── Data shown ──

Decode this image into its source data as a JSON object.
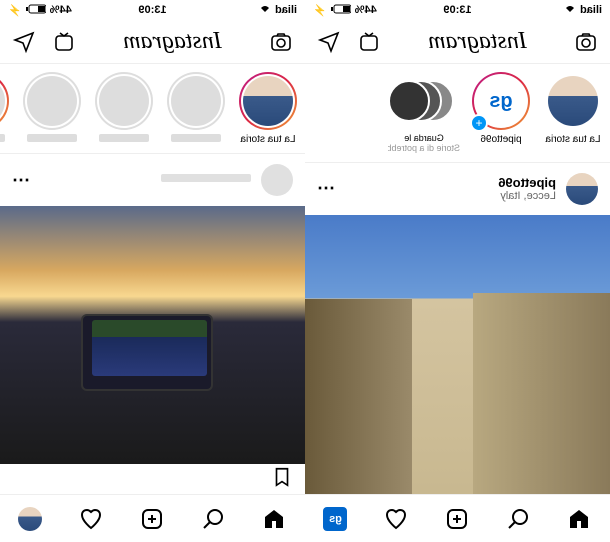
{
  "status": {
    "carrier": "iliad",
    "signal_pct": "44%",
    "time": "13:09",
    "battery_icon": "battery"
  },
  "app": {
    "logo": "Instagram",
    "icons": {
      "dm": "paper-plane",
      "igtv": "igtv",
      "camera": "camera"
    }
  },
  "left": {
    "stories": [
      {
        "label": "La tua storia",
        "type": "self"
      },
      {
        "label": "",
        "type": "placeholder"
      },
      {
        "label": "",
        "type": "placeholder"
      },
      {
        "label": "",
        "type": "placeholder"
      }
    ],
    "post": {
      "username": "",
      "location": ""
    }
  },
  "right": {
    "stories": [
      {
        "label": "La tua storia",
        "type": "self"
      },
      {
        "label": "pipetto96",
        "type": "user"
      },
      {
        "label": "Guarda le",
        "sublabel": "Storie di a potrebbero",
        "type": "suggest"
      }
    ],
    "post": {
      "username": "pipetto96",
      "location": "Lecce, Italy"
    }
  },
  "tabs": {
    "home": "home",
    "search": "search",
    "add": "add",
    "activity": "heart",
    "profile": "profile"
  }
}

───
── Data shown ──

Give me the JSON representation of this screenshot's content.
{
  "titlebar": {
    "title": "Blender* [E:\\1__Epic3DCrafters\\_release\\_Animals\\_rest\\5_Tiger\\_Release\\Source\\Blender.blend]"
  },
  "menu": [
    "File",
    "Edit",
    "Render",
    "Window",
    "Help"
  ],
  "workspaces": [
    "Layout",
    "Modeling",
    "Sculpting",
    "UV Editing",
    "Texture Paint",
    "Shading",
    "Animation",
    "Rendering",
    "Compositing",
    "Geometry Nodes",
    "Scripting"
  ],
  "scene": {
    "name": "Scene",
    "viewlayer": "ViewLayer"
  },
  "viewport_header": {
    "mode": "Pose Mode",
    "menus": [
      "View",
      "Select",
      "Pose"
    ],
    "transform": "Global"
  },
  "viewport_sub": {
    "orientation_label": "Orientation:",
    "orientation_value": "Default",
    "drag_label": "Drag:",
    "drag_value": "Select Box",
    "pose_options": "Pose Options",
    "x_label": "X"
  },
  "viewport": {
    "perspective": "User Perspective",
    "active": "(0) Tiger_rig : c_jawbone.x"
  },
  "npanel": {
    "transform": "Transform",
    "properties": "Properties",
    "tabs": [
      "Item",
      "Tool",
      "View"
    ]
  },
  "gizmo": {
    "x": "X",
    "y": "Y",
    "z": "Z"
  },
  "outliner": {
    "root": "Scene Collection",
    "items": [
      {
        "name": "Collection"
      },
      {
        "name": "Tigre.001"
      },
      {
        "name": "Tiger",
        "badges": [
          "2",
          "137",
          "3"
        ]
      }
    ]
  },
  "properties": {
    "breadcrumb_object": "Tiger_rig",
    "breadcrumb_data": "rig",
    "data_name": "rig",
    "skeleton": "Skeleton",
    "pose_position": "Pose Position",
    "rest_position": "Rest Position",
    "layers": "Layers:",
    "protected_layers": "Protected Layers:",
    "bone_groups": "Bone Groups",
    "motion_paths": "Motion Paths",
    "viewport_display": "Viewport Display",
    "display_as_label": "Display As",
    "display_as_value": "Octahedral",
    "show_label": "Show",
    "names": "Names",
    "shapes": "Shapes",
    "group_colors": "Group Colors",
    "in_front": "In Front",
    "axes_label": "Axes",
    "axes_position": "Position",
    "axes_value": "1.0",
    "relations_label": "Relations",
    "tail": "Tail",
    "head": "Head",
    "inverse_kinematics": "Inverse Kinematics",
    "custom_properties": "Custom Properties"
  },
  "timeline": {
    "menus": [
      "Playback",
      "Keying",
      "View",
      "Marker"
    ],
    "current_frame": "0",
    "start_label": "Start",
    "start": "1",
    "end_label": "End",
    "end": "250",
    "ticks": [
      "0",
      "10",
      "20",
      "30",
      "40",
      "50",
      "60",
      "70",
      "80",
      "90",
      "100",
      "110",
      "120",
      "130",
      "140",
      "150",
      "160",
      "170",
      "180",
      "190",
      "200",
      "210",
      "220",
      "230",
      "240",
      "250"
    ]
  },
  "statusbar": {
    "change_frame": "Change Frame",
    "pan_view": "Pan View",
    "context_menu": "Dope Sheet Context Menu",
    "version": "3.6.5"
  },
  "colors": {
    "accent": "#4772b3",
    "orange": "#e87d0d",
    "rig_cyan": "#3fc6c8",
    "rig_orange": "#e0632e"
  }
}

───

# Aim:
Copy all lines from the material that hold "transform".

# The result:
    "transform": "Global"
    "transform": "Transform",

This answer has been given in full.